• _What is required_: Locate and copy all lines bearing the word "شماره".

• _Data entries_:
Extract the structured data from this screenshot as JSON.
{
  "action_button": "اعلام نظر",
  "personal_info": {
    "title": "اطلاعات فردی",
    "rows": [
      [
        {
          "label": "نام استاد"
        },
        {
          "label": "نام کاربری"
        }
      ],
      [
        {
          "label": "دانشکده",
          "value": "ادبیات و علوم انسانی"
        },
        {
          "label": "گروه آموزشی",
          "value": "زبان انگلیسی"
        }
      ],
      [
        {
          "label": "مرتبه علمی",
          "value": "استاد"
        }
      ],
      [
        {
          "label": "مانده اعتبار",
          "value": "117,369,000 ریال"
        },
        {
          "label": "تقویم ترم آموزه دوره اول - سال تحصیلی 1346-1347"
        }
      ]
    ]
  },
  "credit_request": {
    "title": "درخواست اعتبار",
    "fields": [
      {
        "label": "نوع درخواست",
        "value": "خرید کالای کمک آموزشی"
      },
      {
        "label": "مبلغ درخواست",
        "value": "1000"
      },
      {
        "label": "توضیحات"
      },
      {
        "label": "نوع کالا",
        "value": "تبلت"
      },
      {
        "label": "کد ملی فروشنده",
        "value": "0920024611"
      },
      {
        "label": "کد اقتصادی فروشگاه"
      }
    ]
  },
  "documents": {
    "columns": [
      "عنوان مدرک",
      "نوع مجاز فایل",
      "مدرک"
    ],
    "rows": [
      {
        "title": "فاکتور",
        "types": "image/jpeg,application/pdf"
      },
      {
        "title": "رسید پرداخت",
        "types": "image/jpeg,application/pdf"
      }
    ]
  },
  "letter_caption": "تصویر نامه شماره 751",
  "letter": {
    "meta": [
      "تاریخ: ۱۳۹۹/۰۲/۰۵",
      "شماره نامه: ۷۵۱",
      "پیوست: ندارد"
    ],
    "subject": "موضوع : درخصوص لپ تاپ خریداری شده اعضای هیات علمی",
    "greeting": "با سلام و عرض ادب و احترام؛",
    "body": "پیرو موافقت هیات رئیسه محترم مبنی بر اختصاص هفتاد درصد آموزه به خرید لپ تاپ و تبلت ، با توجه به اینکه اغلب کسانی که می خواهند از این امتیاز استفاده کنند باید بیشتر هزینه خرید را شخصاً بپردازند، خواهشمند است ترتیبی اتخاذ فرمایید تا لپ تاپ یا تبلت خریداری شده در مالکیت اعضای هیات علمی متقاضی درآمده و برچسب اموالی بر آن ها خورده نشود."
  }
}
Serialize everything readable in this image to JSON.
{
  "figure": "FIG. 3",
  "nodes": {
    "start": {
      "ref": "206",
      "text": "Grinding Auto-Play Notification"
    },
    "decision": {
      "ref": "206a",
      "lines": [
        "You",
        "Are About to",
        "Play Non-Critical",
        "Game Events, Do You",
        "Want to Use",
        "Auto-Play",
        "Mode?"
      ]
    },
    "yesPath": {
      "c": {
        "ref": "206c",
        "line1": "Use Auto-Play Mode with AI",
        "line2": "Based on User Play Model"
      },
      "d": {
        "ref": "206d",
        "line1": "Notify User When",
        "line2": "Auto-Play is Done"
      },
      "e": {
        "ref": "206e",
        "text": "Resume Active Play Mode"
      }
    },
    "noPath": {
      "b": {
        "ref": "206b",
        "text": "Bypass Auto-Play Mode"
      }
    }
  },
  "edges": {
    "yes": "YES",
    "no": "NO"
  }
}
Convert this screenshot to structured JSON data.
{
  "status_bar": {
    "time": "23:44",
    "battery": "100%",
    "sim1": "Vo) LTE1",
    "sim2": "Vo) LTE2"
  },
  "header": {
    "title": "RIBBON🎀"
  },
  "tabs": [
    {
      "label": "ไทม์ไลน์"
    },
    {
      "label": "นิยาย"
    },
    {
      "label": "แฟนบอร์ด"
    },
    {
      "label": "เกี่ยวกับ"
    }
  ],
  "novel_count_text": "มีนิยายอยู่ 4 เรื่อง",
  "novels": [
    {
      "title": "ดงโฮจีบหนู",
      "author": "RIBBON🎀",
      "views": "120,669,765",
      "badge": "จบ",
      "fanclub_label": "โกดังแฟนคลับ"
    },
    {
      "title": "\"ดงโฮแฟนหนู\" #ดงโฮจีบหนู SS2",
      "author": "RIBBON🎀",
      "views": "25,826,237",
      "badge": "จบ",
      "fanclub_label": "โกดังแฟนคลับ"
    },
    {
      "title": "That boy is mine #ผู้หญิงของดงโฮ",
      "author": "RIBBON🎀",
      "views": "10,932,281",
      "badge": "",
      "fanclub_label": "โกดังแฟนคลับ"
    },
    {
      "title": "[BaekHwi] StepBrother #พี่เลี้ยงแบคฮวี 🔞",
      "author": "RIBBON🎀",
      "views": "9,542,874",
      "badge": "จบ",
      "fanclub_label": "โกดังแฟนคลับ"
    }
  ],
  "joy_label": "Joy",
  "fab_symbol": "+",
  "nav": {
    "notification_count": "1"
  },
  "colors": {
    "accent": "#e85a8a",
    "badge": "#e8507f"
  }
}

• _Task solution_:
  "letter_caption": "تصویر نامه شماره 751",
      "شماره نامه: ۷۵۱",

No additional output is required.